» **SET EXERCISE**:
Look through the data for the string "PCBA". Copy every line where it is found.

[Extracted records]
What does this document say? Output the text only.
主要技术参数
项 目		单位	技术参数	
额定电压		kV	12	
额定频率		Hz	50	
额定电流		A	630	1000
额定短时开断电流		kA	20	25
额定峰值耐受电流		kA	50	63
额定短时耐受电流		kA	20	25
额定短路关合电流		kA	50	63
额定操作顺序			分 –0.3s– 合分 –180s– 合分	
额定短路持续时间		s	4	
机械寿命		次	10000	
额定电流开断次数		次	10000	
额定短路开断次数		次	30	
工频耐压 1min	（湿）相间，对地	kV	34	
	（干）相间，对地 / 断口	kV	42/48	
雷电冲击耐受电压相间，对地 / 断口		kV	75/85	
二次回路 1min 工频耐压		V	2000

==

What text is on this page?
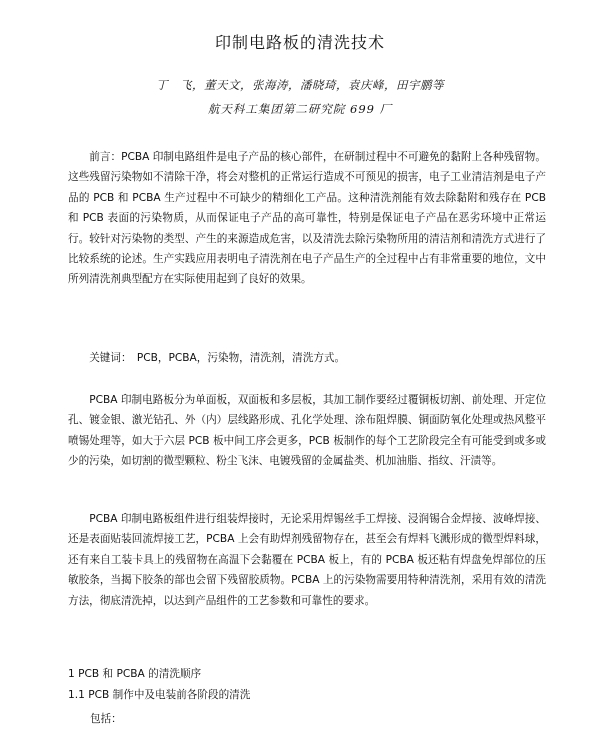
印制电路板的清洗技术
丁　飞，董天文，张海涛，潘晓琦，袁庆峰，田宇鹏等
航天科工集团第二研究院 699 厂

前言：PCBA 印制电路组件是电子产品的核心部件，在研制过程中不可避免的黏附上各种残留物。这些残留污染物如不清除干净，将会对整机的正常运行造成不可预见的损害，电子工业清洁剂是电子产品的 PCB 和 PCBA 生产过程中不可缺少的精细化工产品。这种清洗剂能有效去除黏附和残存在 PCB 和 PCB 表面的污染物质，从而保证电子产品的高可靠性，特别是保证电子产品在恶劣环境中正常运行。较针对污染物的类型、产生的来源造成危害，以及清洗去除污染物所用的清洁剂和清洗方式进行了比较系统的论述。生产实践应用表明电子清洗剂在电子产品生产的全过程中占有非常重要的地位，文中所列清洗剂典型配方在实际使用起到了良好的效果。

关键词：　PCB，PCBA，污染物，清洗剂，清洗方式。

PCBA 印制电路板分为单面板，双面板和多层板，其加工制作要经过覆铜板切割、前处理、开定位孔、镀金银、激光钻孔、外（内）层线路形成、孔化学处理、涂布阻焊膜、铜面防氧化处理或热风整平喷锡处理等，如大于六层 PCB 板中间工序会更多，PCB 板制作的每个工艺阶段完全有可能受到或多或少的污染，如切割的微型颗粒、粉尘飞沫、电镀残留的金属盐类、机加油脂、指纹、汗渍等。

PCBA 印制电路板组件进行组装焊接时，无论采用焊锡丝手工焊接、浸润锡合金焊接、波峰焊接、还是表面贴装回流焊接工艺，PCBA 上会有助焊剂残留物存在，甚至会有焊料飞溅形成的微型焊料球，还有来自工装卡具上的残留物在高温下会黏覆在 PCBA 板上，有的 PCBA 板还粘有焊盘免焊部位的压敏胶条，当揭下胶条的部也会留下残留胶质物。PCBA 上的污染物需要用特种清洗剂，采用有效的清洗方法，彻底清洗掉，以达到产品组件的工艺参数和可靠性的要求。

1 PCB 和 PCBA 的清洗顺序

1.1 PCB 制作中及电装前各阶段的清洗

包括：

» **EXERCISE ANSWER**:
前言：PCBA 印制电路组件是电子产品的核心部件，在研制过程中不可避免的黏附上各种残留物。这些残留污染物如不清除干净，将会对整机的正常运行造成不可预见的损害，电子工业清洁剂是电子产品的 PCB 和 PCBA 生产过程中不可缺少的精细化工产品。这种清洗剂能有效去除黏附和残存在 PCB 和 PCB 表面的污染物质，从而保证电子产品的高可靠性，特别是保证电子产品在恶劣环境中正常运行。较针对污染物的类型、产生的来源造成危害，以及清洗去除污染物所用的清洁剂和清洗方式进行了比较系统的论述。生产实践应用表明电子清洗剂在电子产品生产的全过程中占有非常重要的地位，文中所列清洗剂典型配方在实际使用起到了良好的效果。
关键词：　PCB，PCBA，污染物，清洗剂，清洗方式。
PCBA 印制电路板分为单面板，双面板和多层板，其加工制作要经过覆铜板切割、前处理、开定位孔、镀金银、激光钻孔、外（内）层线路形成、孔化学处理、涂布阻焊膜、铜面防氧化处理或热风整平喷锡处理等，如大于六层 PCB 板中间工序会更多，PCB 板制作的每个工艺阶段完全有可能受到或多或少的污染，如切割的微型颗粒、粉尘飞沫、电镀残留的金属盐类、机加油脂、指纹、汗渍等。
PCBA 印制电路板组件进行组装焊接时，无论采用焊锡丝手工焊接、浸润锡合金焊接、波峰焊接、还是表面贴装回流焊接工艺，PCBA 上会有助焊剂残留物存在，甚至会有焊料飞溅形成的微型焊料球，还有来自工装卡具上的残留物在高温下会黏覆在 PCBA 板上，有的 PCBA 板还粘有焊盘免焊部位的压敏胶条，当揭下胶条的部也会留下残留胶质物。PCBA 上的污染物需要用特种清洗剂，采用有效的清洗方法，彻底清洗掉，以达到产品组件的工艺参数和可靠性的要求。
1 PCB 和 PCBA 的清洗顺序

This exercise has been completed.